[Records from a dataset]
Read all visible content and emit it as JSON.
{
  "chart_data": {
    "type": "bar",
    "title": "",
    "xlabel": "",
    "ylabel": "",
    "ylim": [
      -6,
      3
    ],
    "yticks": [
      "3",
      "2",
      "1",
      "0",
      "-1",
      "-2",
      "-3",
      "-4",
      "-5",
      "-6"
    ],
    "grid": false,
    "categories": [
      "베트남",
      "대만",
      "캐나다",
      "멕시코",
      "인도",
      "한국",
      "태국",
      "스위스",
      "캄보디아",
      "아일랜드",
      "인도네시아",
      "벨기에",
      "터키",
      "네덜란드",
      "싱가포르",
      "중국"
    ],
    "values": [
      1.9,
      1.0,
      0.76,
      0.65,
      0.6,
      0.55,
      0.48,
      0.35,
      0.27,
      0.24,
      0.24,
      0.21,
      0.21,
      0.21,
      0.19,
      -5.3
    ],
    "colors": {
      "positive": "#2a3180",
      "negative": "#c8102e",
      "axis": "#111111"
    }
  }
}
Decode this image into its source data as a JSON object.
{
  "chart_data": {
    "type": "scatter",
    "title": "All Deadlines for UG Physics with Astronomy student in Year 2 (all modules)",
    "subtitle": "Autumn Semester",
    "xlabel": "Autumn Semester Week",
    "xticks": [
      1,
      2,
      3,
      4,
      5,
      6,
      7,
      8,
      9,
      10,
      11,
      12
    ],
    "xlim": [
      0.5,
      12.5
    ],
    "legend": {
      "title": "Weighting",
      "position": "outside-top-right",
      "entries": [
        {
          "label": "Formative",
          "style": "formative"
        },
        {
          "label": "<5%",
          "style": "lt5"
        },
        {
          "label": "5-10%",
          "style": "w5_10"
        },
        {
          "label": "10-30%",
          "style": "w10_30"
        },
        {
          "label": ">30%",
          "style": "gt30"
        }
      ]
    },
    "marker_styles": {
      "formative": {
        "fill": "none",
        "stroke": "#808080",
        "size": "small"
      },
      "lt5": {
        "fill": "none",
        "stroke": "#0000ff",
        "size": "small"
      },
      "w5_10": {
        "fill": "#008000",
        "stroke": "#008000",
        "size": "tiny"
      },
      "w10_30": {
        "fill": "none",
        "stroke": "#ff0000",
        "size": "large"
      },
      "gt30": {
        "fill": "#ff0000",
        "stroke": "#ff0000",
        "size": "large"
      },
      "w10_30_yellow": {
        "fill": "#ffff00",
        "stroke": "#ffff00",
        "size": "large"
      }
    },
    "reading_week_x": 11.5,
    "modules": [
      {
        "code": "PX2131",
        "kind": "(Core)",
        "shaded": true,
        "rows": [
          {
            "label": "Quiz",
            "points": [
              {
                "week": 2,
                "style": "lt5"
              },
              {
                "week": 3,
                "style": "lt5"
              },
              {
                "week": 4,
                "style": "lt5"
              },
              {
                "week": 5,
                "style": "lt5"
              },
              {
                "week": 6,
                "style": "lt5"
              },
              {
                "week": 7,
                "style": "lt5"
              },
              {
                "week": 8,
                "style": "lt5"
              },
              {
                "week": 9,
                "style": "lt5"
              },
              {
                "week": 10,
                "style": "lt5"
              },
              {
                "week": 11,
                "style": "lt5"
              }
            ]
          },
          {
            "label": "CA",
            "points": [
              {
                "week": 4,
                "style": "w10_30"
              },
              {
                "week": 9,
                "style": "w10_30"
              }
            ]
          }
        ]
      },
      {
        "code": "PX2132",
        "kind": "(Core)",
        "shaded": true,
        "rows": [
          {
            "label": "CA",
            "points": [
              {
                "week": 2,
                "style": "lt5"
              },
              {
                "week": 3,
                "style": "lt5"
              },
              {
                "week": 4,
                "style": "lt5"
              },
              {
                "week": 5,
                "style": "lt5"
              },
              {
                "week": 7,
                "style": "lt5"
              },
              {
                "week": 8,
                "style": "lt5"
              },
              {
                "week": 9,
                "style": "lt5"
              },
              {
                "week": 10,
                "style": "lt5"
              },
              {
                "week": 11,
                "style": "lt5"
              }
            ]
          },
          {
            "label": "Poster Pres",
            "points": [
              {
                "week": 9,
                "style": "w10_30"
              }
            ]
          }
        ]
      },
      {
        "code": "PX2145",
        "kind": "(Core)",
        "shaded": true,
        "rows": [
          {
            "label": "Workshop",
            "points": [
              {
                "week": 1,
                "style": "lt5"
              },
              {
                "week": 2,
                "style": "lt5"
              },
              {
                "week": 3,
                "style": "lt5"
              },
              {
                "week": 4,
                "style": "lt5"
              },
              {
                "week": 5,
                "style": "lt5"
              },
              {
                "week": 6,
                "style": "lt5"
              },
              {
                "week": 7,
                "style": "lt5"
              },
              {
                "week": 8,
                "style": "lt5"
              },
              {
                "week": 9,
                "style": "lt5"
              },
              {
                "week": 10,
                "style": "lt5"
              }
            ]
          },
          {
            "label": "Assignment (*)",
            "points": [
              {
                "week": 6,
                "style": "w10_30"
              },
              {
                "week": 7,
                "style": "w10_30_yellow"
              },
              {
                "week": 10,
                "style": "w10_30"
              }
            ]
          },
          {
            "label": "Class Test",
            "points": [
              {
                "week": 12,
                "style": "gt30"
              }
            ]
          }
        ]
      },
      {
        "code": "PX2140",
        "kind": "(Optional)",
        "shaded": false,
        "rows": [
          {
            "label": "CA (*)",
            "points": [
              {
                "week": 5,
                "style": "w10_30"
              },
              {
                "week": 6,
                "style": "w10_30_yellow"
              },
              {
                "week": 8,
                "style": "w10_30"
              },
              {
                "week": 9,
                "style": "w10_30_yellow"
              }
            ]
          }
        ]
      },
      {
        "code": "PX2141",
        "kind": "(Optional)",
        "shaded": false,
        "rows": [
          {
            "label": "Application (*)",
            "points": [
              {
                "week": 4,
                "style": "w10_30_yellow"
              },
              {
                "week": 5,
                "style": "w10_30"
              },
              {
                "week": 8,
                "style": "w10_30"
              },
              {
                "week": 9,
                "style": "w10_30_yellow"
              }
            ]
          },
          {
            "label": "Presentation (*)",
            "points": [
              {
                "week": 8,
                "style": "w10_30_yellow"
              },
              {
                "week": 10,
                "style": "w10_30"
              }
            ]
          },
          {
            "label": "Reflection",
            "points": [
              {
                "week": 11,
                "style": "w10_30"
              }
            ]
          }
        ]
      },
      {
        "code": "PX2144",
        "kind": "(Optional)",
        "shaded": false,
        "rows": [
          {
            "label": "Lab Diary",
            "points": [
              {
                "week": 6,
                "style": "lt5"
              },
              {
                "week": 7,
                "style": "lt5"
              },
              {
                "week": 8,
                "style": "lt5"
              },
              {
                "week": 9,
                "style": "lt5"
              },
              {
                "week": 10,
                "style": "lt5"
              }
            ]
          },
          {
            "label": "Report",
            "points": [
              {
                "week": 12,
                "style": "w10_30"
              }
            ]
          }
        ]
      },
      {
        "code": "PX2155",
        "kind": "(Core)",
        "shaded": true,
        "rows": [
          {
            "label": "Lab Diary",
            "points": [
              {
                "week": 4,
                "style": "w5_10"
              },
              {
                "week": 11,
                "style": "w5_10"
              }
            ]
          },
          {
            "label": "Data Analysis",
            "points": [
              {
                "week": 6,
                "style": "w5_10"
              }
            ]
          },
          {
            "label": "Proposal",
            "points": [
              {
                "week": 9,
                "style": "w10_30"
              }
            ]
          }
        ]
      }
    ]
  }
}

*WORK TO COMPLETE*: Write every line of the material above again, exactly.

*WRITTEN ANSWER*:
Read all visible content and emit it as JSON.
{
  "chart_data": {
    "type": "bar",
    "title": "",
    "xlabel": "",
    "ylabel": "",
    "ylim": [
      -6,
      3
    ],
    "yticks": [
      "3",
      "2",
      "1",
      "0",
      "-1",
      "-2",
      "-3",
      "-4",
      "-5",
      "-6"
    ],
    "grid": false,
    "categories": [
      "베트남",
      "대만",
      "캐나다",
      "멕시코",
      "인도",
      "한국",
      "태국",
      "스위스",
      "캄보디아",
      "아일랜드",
      "인도네시아",
      "벨기에",
      "터키",
      "네덜란드",
      "싱가포르",
      "중국"
    ],
    "values": [
      1.9,
      1.0,
      0.76,
      0.65,
      0.6,
      0.55,
      0.48,
      0.35,
      0.27,
      0.24,
      0.24,
      0.21,
      0.21,
      0.21,
      0.19,
      -5.3
    ],
    "colors": {
      "positive": "#2a3180",
      "negative": "#c8102e",
      "axis": "#111111"
    }
  }
}
Decode this image into its source data as a JSON object.
{
  "chart_data": {
    "type": "scatter",
    "title": "All Deadlines for UG Physics with Astronomy student in Year 2 (all modules)",
    "subtitle": "Autumn Semester",
    "xlabel": "Autumn Semester Week",
    "xticks": [
      1,
      2,
      3,
      4,
      5,
      6,
      7,
      8,
      9,
      10,
      11,
      12
    ],
    "xlim": [
      0.5,
      12.5
    ],
    "legend": {
      "title": "Weighting",
      "position": "outside-top-right",
      "entries": [
        {
          "label": "Formative",
          "style": "formative"
        },
        {
          "label": "<5%",
          "style": "lt5"
        },
        {
          "label": "5-10%",
          "style": "w5_10"
        },
        {
          "label": "10-30%",
          "style": "w10_30"
        },
        {
          "label": ">30%",
          "style": "gt30"
        }
      ]
    },
    "marker_styles": {
      "formative": {
        "fill": "none",
        "stroke": "#808080",
        "size": "small"
      },
      "lt5": {
        "fill": "none",
        "stroke": "#0000ff",
        "size": "small"
      },
      "w5_10": {
        "fill": "#008000",
        "stroke": "#008000",
        "size": "tiny"
      },
      "w10_30": {
        "fill": "none",
        "stroke": "#ff0000",
        "size": "large"
      },
      "gt30": {
        "fill": "#ff0000",
        "stroke": "#ff0000",
        "size": "large"
      },
      "w10_30_yellow": {
        "fill": "#ffff00",
        "stroke": "#ffff00",
        "size": "large"
      }
    },
    "reading_week_x": 11.5,
    "modules": [
      {
        "code": "PX2131",
        "kind": "(Core)",
        "shaded": true,
        "rows": [
          {
            "label": "Quiz",
            "points": [
              {
                "week": 2,
                "style": "lt5"
              },
              {
                "week": 3,
                "style": "lt5"
              },
              {
                "week": 4,
                "style": "lt5"
              },
              {
                "week": 5,
                "style": "lt5"
              },
              {
                "week": 6,
                "style": "lt5"
              },
              {
                "week": 7,
                "style": "lt5"
              },
              {
                "week": 8,
                "style": "lt5"
              },
              {
                "week": 9,
                "style": "lt5"
              },
              {
                "week": 10,
                "style": "lt5"
              },
              {
                "week": 11,
                "style": "lt5"
              }
            ]
          },
          {
            "label": "CA",
            "points": [
              {
                "week": 4,
                "style": "w10_30"
              },
              {
                "week": 9,
                "style": "w10_30"
              }
            ]
          }
        ]
      },
      {
        "code": "PX2132",
        "kind": "(Core)",
        "shaded": true,
        "rows": [
          {
            "label": "CA",
            "points": [
              {
                "week": 2,
                "style": "lt5"
              },
              {
                "week": 3,
                "style": "lt5"
              },
              {
                "week": 4,
                "style": "lt5"
              },
              {
                "week": 5,
                "style": "lt5"
              },
              {
                "week": 7,
                "style": "lt5"
              },
              {
                "week": 8,
                "style": "lt5"
              },
              {
                "week": 9,
                "style": "lt5"
              },
              {
                "week": 10,
                "style": "lt5"
              },
              {
                "week": 11,
                "style": "lt5"
              }
            ]
          },
          {
            "label": "Poster Pres",
            "points": [
              {
                "week": 9,
                "style": "w10_30"
              }
            ]
          }
        ]
      },
      {
        "code": "PX2145",
        "kind": "(Core)",
        "shaded": true,
        "rows": [
          {
            "label": "Workshop",
            "points": [
              {
                "week": 1,
                "style": "lt5"
              },
              {
                "week": 2,
                "style": "lt5"
              },
              {
                "week": 3,
                "style": "lt5"
              },
              {
                "week": 4,
                "style": "lt5"
              },
              {
                "week": 5,
                "style": "lt5"
              },
              {
                "week": 6,
                "style": "lt5"
              },
              {
                "week": 7,
                "style": "lt5"
              },
              {
                "week": 8,
                "style": "lt5"
              },
              {
                "week": 9,
                "style": "lt5"
              },
              {
                "week": 10,
                "style": "lt5"
              }
            ]
          },
          {
            "label": "Assignment (*)",
            "points": [
              {
                "week": 6,
                "style": "w10_30"
              },
              {
                "week": 7,
                "style": "w10_30_yellow"
              },
              {
                "week": 10,
                "style": "w10_30"
              }
            ]
          },
          {
            "label": "Class Test",
            "points": [
              {
                "week": 12,
                "style": "gt30"
              }
            ]
          }
        ]
      },
      {
        "code": "PX2140",
        "kind": "(Optional)",
        "shaded": false,
        "rows": [
          {
            "label": "CA (*)",
            "points": [
              {
                "week": 5,
                "style": "w10_30"
              },
              {
                "week": 6,
                "style": "w10_30_yellow"
              },
              {
                "week": 8,
                "style": "w10_30"
              },
              {
                "week": 9,
                "style": "w10_30_yellow"
              }
            ]
          }
        ]
      },
      {
        "code": "PX2141",
        "kind": "(Optional)",
        "shaded": false,
        "rows": [
          {
            "label": "Application (*)",
            "points": [
              {
                "week": 4,
                "style": "w10_30_yellow"
              },
              {
                "week": 5,
                "style": "w10_30"
              },
              {
                "week": 8,
                "style": "w10_30"
              },
              {
                "week": 9,
                "style": "w10_30_yellow"
              }
            ]
          },
          {
            "label": "Presentation (*)",
            "points": [
              {
                "week": 8,
                "style": "w10_30_yellow"
              },
              {
                "week": 10,
                "style": "w10_30"
              }
            ]
          },
          {
            "label": "Reflection",
            "points": [
              {
                "week": 11,
                "style": "w10_30"
              }
            ]
          }
        ]
      },
      {
        "code": "PX2144",
        "kind": "(Optional)",
        "shaded": false,
        "rows": [
          {
            "label": "Lab Diary",
            "points": [
              {
                "week": 6,
                "style": "lt5"
              },
              {
                "week": 7,
                "style": "lt5"
              },
              {
                "week": 8,
                "style": "lt5"
              },
              {
                "week": 9,
                "style": "lt5"
              },
              {
                "week": 10,
                "style": "lt5"
              }
            ]
          },
          {
            "label": "Report",
            "points": [
              {
                "week": 12,
                "style": "w10_30"
              }
            ]
          }
        ]
      },
      {
        "code": "PX2155",
        "kind": "(Core)",
        "shaded": true,
        "rows": [
          {
            "label": "Lab Diary",
            "points": [
              {
                "week": 4,
                "style": "w5_10"
              },
              {
                "week": 11,
                "style": "w5_10"
              }
            ]
          },
          {
            "label": "Data Analysis",
            "points": [
              {
                "week": 6,
                "style": "w5_10"
              }
            ]
          },
          {
            "label": "Proposal",
            "points": [
              {
                "week": 9,
                "style": "w10_30"
              }
            ]
          }
        ]
      }
    ]
  }
}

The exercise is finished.